> _Exercise_: Collect each line containing "well".

> _Dataset excerpt_:
——

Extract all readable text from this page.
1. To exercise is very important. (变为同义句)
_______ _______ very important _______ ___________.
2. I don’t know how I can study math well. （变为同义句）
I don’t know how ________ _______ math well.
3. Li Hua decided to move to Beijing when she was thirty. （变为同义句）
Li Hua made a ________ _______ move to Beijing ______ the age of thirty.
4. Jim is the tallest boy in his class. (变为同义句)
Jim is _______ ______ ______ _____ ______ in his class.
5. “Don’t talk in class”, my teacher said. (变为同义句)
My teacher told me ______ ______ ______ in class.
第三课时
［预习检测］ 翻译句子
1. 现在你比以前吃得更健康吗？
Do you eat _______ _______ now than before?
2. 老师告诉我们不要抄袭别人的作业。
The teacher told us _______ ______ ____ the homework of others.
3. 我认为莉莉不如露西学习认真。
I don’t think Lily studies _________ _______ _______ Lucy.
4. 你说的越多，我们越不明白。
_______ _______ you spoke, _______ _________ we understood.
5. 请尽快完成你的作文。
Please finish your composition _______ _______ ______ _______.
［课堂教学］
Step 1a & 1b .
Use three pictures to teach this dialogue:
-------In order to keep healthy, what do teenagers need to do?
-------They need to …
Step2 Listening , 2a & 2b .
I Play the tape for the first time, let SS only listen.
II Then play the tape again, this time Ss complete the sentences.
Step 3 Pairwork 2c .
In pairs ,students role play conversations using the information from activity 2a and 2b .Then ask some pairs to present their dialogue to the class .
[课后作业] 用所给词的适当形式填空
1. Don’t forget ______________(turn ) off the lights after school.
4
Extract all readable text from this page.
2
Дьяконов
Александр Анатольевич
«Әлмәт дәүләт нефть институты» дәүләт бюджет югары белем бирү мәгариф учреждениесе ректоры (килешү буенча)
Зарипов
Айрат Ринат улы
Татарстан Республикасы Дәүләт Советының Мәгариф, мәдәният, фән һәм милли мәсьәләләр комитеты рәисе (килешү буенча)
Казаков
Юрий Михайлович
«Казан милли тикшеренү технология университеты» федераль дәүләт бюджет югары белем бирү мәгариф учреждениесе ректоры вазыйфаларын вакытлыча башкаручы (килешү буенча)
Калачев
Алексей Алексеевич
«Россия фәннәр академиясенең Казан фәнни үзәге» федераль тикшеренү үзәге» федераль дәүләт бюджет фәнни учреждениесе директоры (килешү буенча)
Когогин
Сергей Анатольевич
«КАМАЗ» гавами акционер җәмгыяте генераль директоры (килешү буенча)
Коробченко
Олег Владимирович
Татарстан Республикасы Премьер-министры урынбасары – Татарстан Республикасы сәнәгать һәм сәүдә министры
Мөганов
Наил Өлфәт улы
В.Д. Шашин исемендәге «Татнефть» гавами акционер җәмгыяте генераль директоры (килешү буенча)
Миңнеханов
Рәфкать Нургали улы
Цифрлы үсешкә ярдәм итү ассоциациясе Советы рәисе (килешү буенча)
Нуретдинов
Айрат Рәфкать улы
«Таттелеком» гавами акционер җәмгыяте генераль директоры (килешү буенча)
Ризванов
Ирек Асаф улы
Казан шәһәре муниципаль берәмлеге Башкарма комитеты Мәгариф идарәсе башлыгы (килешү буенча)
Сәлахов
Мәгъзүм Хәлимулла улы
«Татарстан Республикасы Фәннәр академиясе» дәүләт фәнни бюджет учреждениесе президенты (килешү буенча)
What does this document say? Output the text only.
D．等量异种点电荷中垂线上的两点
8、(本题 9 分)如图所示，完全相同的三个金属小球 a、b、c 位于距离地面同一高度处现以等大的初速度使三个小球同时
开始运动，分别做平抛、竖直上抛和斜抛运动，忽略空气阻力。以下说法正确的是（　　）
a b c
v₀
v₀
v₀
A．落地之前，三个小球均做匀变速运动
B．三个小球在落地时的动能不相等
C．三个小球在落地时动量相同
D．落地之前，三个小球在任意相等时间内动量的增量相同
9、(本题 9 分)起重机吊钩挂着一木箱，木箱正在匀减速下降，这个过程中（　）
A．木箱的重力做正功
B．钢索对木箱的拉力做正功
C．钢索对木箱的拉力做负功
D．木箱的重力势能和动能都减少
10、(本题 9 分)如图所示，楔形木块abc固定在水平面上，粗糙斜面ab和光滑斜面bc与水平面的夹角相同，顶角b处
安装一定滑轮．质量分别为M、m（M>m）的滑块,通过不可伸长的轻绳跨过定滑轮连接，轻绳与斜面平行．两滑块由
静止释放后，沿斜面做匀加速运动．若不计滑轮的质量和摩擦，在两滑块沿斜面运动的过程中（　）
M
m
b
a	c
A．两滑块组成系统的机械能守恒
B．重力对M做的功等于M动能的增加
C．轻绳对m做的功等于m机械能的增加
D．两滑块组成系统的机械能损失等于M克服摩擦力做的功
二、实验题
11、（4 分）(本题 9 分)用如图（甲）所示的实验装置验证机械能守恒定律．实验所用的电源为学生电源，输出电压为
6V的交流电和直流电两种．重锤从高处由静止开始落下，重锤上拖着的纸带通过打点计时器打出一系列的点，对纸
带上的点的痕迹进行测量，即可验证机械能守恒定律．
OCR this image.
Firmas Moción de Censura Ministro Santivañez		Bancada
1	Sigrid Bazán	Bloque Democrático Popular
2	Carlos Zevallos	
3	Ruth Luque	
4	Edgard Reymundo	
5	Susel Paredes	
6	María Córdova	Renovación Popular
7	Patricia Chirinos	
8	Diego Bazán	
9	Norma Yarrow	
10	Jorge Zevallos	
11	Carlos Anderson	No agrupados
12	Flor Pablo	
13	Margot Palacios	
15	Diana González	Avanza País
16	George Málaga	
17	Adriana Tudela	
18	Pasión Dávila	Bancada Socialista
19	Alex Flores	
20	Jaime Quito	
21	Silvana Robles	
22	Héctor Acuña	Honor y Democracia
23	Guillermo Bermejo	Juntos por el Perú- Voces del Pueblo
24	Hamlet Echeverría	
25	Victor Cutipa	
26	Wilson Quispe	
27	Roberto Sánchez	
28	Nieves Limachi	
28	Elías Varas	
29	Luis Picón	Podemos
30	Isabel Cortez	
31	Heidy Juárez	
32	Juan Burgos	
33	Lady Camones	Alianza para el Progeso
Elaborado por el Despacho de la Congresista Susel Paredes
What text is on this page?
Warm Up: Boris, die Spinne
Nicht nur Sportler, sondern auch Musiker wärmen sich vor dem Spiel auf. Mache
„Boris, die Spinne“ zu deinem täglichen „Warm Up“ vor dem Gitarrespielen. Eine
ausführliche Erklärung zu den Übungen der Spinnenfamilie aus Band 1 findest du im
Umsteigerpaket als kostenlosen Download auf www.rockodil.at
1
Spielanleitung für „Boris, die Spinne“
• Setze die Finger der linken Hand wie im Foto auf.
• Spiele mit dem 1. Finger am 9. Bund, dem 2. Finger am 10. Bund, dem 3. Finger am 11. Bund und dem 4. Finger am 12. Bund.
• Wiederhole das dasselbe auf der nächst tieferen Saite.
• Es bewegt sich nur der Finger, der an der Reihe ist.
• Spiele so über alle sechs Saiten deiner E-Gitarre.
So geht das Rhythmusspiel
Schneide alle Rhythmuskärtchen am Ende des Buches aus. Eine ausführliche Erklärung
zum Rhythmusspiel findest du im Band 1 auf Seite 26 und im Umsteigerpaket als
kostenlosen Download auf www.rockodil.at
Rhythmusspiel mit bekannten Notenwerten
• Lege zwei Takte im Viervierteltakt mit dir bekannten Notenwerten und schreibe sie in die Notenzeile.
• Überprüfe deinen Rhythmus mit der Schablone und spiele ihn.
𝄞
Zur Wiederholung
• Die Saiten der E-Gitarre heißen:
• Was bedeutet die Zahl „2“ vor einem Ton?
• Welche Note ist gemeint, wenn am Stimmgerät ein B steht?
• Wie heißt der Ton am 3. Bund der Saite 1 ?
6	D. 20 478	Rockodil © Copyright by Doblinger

——

> _Exercise result_:
2. I don’t know how I can study math well. （变为同义句）
I don’t know how ________ _______ math well.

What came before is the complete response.